Wherever a line holds the word "省交通厅牵头", copy that line out.

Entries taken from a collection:
┌──
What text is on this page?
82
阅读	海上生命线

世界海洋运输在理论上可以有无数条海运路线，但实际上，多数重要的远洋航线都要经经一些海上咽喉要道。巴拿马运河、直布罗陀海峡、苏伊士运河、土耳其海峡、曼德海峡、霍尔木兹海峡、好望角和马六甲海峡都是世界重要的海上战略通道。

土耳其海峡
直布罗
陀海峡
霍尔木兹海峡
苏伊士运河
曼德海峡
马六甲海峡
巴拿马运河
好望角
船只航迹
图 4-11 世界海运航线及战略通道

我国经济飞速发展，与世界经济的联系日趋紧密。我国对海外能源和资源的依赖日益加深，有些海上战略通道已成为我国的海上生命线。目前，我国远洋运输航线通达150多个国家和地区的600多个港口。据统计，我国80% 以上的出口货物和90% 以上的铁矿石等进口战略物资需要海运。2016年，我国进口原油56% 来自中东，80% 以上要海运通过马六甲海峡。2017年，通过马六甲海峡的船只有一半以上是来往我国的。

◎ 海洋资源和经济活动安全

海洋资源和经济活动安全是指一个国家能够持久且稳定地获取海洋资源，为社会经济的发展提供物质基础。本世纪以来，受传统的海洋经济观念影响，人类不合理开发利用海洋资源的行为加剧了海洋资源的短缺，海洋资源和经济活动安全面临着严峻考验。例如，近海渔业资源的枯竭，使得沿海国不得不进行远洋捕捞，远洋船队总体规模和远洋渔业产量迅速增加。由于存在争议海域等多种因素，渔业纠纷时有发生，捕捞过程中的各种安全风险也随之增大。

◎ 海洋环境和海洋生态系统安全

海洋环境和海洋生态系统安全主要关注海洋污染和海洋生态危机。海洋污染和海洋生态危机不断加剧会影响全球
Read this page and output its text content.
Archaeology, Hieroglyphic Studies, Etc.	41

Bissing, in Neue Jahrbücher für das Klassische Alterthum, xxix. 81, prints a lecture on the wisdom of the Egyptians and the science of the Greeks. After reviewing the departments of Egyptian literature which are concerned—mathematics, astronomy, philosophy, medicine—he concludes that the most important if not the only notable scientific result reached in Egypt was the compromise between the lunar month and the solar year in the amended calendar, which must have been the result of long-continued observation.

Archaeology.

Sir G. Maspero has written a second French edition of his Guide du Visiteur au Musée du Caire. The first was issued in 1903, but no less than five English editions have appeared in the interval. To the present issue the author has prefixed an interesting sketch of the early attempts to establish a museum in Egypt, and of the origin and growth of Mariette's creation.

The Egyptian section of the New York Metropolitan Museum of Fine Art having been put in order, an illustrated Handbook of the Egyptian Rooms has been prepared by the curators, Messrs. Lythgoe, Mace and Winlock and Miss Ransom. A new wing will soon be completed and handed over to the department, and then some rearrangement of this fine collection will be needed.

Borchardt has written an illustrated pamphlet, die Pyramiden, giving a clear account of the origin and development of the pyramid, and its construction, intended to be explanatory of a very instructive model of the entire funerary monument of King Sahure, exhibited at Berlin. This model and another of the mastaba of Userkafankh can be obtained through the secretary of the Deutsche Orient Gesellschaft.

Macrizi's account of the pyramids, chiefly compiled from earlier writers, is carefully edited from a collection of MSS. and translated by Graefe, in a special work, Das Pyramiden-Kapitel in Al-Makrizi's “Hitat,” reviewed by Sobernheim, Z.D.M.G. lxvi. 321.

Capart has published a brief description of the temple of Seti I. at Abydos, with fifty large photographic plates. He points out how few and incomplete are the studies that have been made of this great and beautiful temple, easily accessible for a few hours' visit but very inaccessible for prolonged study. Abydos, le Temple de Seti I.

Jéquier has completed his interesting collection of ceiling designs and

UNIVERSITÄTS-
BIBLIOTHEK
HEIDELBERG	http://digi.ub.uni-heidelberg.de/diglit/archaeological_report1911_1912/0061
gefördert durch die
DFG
└──
┌──
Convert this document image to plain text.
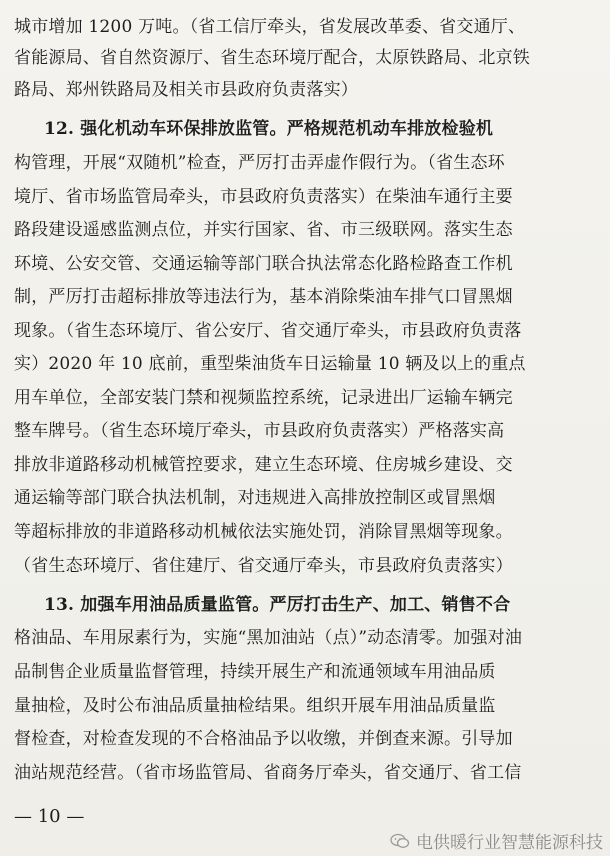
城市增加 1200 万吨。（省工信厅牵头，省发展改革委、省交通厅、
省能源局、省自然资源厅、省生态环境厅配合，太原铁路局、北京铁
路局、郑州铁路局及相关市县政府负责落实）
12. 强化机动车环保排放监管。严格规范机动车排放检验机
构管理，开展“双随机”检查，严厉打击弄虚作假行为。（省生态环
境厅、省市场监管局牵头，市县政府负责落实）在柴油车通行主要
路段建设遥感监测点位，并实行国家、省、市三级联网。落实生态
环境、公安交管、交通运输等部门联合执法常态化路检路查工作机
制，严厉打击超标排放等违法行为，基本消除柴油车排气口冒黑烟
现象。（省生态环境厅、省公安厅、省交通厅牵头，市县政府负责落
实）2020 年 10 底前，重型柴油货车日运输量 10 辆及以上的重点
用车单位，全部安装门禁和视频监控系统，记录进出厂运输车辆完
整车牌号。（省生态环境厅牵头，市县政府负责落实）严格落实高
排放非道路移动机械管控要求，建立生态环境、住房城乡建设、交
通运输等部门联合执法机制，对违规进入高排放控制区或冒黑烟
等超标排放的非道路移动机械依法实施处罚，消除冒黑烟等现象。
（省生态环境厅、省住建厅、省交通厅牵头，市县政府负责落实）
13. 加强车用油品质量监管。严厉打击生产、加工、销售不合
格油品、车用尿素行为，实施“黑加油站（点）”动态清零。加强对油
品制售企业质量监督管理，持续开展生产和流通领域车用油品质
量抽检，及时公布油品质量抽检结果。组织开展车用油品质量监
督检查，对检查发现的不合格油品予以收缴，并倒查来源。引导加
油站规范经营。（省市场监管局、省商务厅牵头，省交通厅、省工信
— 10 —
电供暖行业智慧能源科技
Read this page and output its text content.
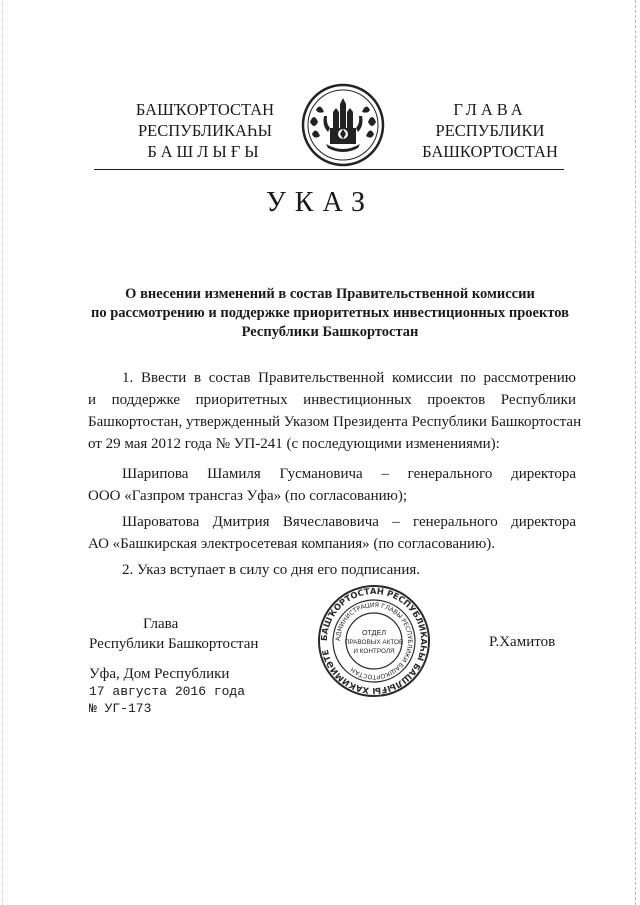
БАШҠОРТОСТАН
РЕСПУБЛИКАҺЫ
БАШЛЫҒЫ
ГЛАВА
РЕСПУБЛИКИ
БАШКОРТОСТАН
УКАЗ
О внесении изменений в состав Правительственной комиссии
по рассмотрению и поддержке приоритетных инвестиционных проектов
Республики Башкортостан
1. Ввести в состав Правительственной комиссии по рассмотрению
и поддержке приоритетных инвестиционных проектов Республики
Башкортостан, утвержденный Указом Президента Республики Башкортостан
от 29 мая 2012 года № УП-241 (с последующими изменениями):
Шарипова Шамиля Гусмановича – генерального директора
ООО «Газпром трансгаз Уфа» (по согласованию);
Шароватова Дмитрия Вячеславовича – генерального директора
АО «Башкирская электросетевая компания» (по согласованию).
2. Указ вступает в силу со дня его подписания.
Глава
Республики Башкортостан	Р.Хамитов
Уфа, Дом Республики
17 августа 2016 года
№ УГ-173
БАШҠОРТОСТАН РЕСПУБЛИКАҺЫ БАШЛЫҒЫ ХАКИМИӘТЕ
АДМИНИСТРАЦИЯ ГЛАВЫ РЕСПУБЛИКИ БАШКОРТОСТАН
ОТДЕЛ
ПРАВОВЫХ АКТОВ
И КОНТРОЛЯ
└──
ANSWER TO THE EXERCISE:
现象。（省生态环境厅、省公安厅、省交通厅牵头，市县政府负责落
（省生态环境厅、省住建厅、省交通厅牵头，市县政府负责落实）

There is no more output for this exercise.